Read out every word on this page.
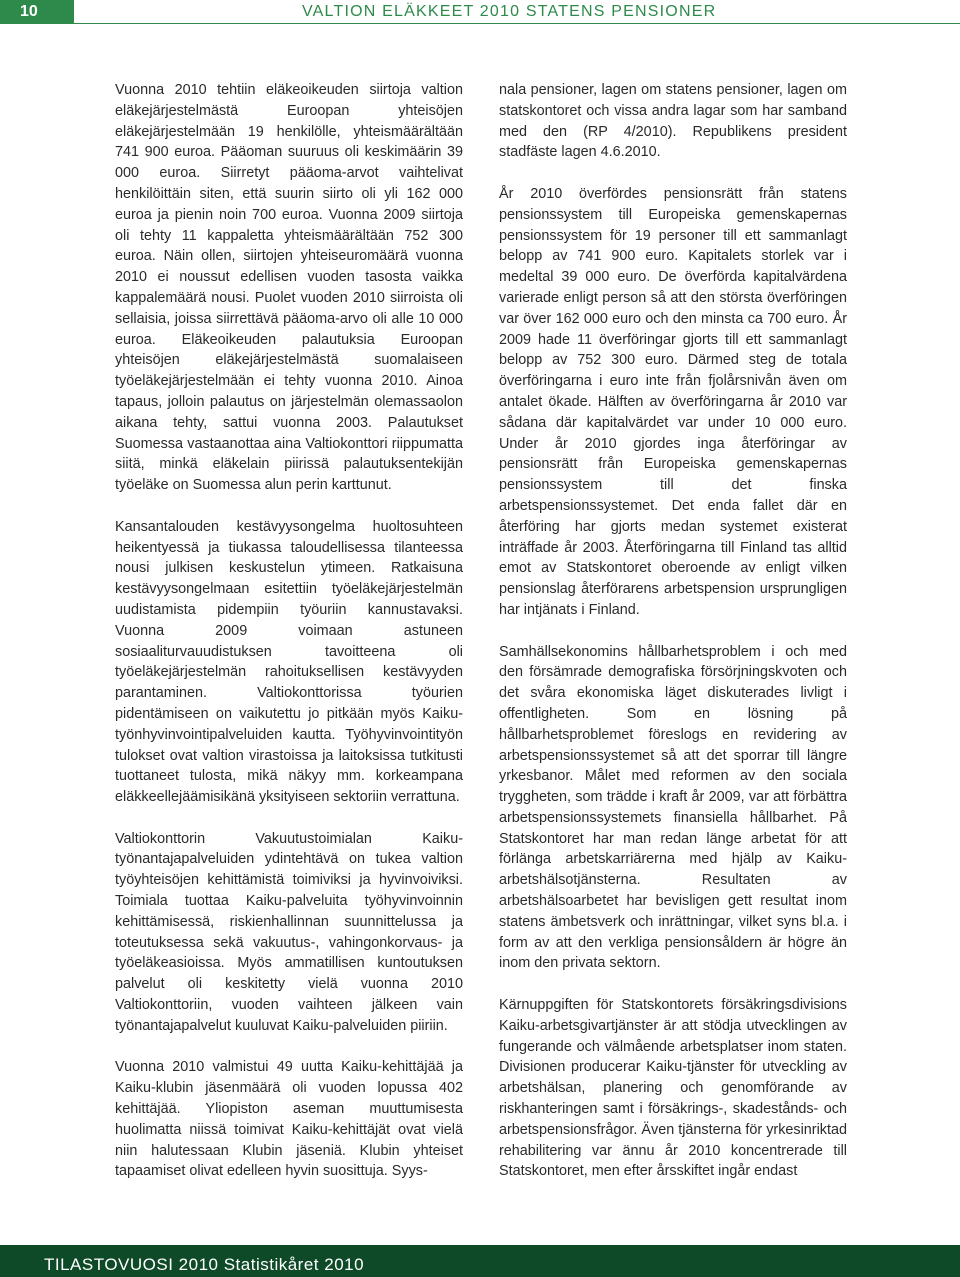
10	VALTION ELÄKKEET 2010 STATENS PENSIONER

Vuonna 2010 tehtiin eläkeoikeuden siirtoja valtion eläkejärjestelmästä Euroopan yhteisöjen eläkejärjestelmään 19 henkilölle, yhteismäärältään 741 900 euroa. Pääoman suuruus oli keskimäärin 39 000 euroa. Siirretyt pääoma-arvot vaihtelivat henkilöittäin siten, että suurin siirto oli yli 162 000 euroa ja pienin noin 700 euroa. Vuonna 2009 siirtoja oli tehty 11 kappaletta yhteismäärältään 752 300 euroa. Näin ollen, siirtojen yhteiseuromäärä vuonna 2010 ei noussut edellisen vuoden tasosta vaikka kappalemäärä nousi. Puolet vuoden 2010 siirroista oli sellaisia, joissa siirrettävä pääoma-arvo oli alle 10 000 euroa. Eläkeoikeuden palautuksia Euroopan yhteisöjen eläkejärjestelmästä suomalaiseen työeläkejärjestelmään ei tehty vuonna 2010. Ainoa tapaus, jolloin palautus on järjestelmän olemassaolon aikana tehty, sattui vuonna 2003. Palautukset Suomessa vastaanottaa aina Valtiokonttori riippumatta siitä, minkä eläkelain piirissä palautuksentekijän työeläke on Suomessa alun perin karttunut.

Kansantalouden kestävyysongelma huoltosuhteen heikentyessä ja tiukassa taloudellisessa tilanteessa nousi julkisen keskustelun ytimeen. Ratkaisuna kestävyysongelmaan esitettiin työeläkejärjestelmän uudistamista pidempiin työuriin kannustavaksi. Vuonna 2009 voimaan astuneen sosiaaliturvauudistuksen tavoitteena oli työeläkejärjestelmän rahoituksellisen kestävyyden parantaminen. Valtiokonttorissa työurien pidentämiseen on vaikutettu jo pitkään myös Kaiku-työnhyvinvointipalveluiden kautta. Työhyvinvointityön tulokset ovat valtion virastoissa ja laitoksissa tutkitusti tuottaneet tulosta, mikä näkyy mm. korkeampana eläkkeellejäämisikänä yksityiseen sektoriin verrattuna.

Valtiokonttorin Vakuutustoimialan Kaiku-työnantajapalveluiden ydintehtävä on tukea valtion työyhteisöjen kehittämistä toimiviksi ja hyvinvoiviksi. Toimiala tuottaa Kaiku-palveluita työhyvinvoinnin kehittämisessä, riskienhallinnan suunnittelussa ja toteutuksessa sekä vakuutus-, vahingonkorvaus- ja työeläkeasioissa. Myös ammatillisen kuntoutuksen palvelut oli keskitetty vielä vuonna 2010 Valtiokonttoriin, vuoden vaihteen jälkeen vain työnantajapalvelut kuuluvat Kaiku-palveluiden piiriin.

Vuonna 2010 valmistui 49 uutta Kaiku-kehittäjää ja Kaiku-klubin jäsenmäärä oli vuoden lopussa 402 kehittäjää. Yliopiston aseman muuttumisesta huolimatta niissä toimivat Kaiku-kehittäjät ovat vielä niin halutessaan Klubin jäseniä. Klubin yhteiset tapaamiset olivat edelleen hyvin suosittuja. Syys-

nala pensioner, lagen om statens pensioner, lagen om statskontoret och vissa andra lagar som har samband med den (RP 4/2010). Republikens president stadfäste lagen 4.6.2010.

År 2010 överfördes pensionsrätt från statens pensionssystem till Europeiska gemenskapernas pensionssystem för 19 personer till ett sammanlagt belopp av 741 900 euro. Kapitalets storlek var i medeltal 39 000 euro. De överförda kapitalvärdena varierade enligt person så att den största överföringen var över 162 000 euro och den minsta ca 700 euro. År 2009 hade 11 överföringar gjorts till ett sammanlagt belopp av 752 300 euro. Därmed steg de totala överföringarna i euro inte från fjolårsnivån även om antalet ökade. Hälften av överföringarna år 2010 var sådana där kapitalvärdet var under 10 000 euro. Under år 2010 gjordes inga återföringar av pensionsrätt från Europeiska gemenskapernas pensionssystem till det finska arbetspensionssystemet. Det enda fallet där en återföring har gjorts medan systemet existerat inträffade år 2003. Återföringarna till Finland tas alltid emot av Statskontoret oberoende av enligt vilken pensionslag återförarens arbetspension ursprungligen har intjänats i Finland.

Samhällsekonomins hållbarhetsproblem i och med den försämrade demografiska försörjningskvoten och det svåra ekonomiska läget diskuterades livligt i offentligheten. Som en lösning på hållbarhetsproblemet föreslogs en revidering av arbetspensionssystemet så att det sporrar till längre yrkesbanor. Målet med reformen av den sociala tryggheten, som trädde i kraft år 2009, var att förbättra arbetspensionssystemets finansiella hållbarhet. På Statskontoret har man redan länge arbetat för att förlänga arbetskarriärerna med hjälp av Kaiku-arbetshälsotjänsterna. Resultaten av arbetshälsoarbetet har bevisligen gett resultat inom statens ämbetsverk och inrättningar, vilket syns bl.a. i form av att den verkliga pensionsåldern är högre än inom den privata sektorn.

Kärnuppgiften för Statskontorets försäkringsdivisions Kaiku-arbetsgivartjänster är att stödja utvecklingen av fungerande och välmående arbetsplatser inom staten. Divisionen producerar Kaiku-tjänster för utveckling av arbetshälsan, planering och genomförande av riskhanteringen samt i försäkrings-, skadestånds- och arbetspensionsfrågor. Även tjänsterna för yrkesinriktad rehabilitering var ännu år 2010 koncentrerade till Statskontoret, men efter årsskiftet ingår endast

TILASTOVUOSI 2010 Statistikåret 2010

*WORK INSTRUCTIONS*.
When you set down the records above, copy every line exactly and exclude the pictures.

*EXERCISE RESPONSE*.
Read out every word on this page.
10	VALTION ELÄKKEET 2010 STATENS PENSIONER

Vuonna 2010 tehtiin eläkeoikeuden siirtoja valtion eläkejärjestelmästä Euroopan yhteisöjen eläkejärjestelmään 19 henkilölle, yhteismäärältään 741 900 euroa. Pääoman suuruus oli keskimäärin 39 000 euroa. Siirretyt pääoma-arvot vaihtelivat henkilöittäin siten, että suurin siirto oli yli 162 000 euroa ja pienin noin 700 euroa. Vuonna 2009 siirtoja oli tehty 11 kappaletta yhteismäärältään 752 300 euroa. Näin ollen, siirtojen yhteiseuromäärä vuonna 2010 ei noussut edellisen vuoden tasosta vaikka kappalemäärä nousi. Puolet vuoden 2010 siirroista oli sellaisia, joissa siirrettävä pääoma-arvo oli alle 10 000 euroa. Eläkeoikeuden palautuksia Euroopan yhteisöjen eläkejärjestelmästä suomalaiseen työeläkejärjestelmään ei tehty vuonna 2010. Ainoa tapaus, jolloin palautus on järjestelmän olemassaolon aikana tehty, sattui vuonna 2003. Palautukset Suomessa vastaanottaa aina Valtiokonttori riippumatta siitä, minkä eläkelain piirissä palautuksentekijän työeläke on Suomessa alun perin karttunut.

Kansantalouden kestävyysongelma huoltosuhteen heikentyessä ja tiukassa taloudellisessa tilanteessa nousi julkisen keskustelun ytimeen. Ratkaisuna kestävyysongelmaan esitettiin työeläkejärjestelmän uudistamista pidempiin työuriin kannustavaksi. Vuonna 2009 voimaan astuneen sosiaaliturvauudistuksen tavoitteena oli työeläkejärjestelmän rahoituksellisen kestävyyden parantaminen. Valtiokonttorissa työurien pidentämiseen on vaikutettu jo pitkään myös Kaiku-työnhyvinvointipalveluiden kautta. Työhyvinvointityön tulokset ovat valtion virastoissa ja laitoksissa tutkitusti tuottaneet tulosta, mikä näkyy mm. korkeampana eläkkeellejäämisikänä yksityiseen sektoriin verrattuna.

Valtiokonttorin Vakuutustoimialan Kaiku-työnantajapalveluiden ydintehtävä on tukea valtion työyhteisöjen kehittämistä toimiviksi ja hyvinvoiviksi. Toimiala tuottaa Kaiku-palveluita työhyvinvoinnin kehittämisessä, riskienhallinnan suunnittelussa ja toteutuksessa sekä vakuutus-, vahingonkorvaus- ja työeläkeasioissa. Myös ammatillisen kuntoutuksen palvelut oli keskitetty vielä vuonna 2010 Valtiokonttoriin, vuoden vaihteen jälkeen vain työnantajapalvelut kuuluvat Kaiku-palveluiden piiriin.

Vuonna 2010 valmistui 49 uutta Kaiku-kehittäjää ja Kaiku-klubin jäsenmäärä oli vuoden lopussa 402 kehittäjää. Yliopiston aseman muuttumisesta huolimatta niissä toimivat Kaiku-kehittäjät ovat vielä niin halutessaan Klubin jäseniä. Klubin yhteiset tapaamiset olivat edelleen hyvin suosittuja. Syys-

nala pensioner, lagen om statens pensioner, lagen om statskontoret och vissa andra lagar som har samband med den (RP 4/2010). Republikens president stadfäste lagen 4.6.2010.

År 2010 överfördes pensionsrätt från statens pensionssystem till Europeiska gemenskapernas pensionssystem för 19 personer till ett sammanlagt belopp av 741 900 euro. Kapitalets storlek var i medeltal 39 000 euro. De överförda kapitalvärdena varierade enligt person så att den största överföringen var över 162 000 euro och den minsta ca 700 euro. År 2009 hade 11 överföringar gjorts till ett sammanlagt belopp av 752 300 euro. Därmed steg de totala överföringarna i euro inte från fjolårsnivån även om antalet ökade. Hälften av överföringarna år 2010 var sådana där kapitalvärdet var under 10 000 euro. Under år 2010 gjordes inga återföringar av pensionsrätt från Europeiska gemenskapernas pensionssystem till det finska arbetspensionssystemet. Det enda fallet där en återföring har gjorts medan systemet existerat inträffade år 2003. Återföringarna till Finland tas alltid emot av Statskontoret oberoende av enligt vilken pensionslag återförarens arbetspension ursprungligen har intjänats i Finland.

Samhällsekonomins hållbarhetsproblem i och med den försämrade demografiska försörjningskvoten och det svåra ekonomiska läget diskuterades livligt i offentligheten. Som en lösning på hållbarhetsproblemet föreslogs en revidering av arbetspensionssystemet så att det sporrar till längre yrkesbanor. Målet med reformen av den sociala tryggheten, som trädde i kraft år 2009, var att förbättra arbetspensionssystemets finansiella hållbarhet. På Statskontoret har man redan länge arbetat för att förlänga arbetskarriärerna med hjälp av Kaiku-arbetshälsotjänsterna. Resultaten av arbetshälsoarbetet har bevisligen gett resultat inom statens ämbetsverk och inrättningar, vilket syns bl.a. i form av att den verkliga pensionsåldern är högre än inom den privata sektorn.

Kärnuppgiften för Statskontorets försäkringsdivisions Kaiku-arbetsgivartjänster är att stödja utvecklingen av fungerande och välmående arbetsplatser inom staten. Divisionen producerar Kaiku-tjänster för utveckling av arbetshälsan, planering och genomförande av riskhanteringen samt i försäkrings-, skadestånds- och arbetspensionsfrågor. Även tjänsterna för yrkesinriktad rehabilitering var ännu år 2010 koncentrerade till Statskontoret, men efter årsskiftet ingår endast

TILASTOVUOSI 2010 Statistikåret 2010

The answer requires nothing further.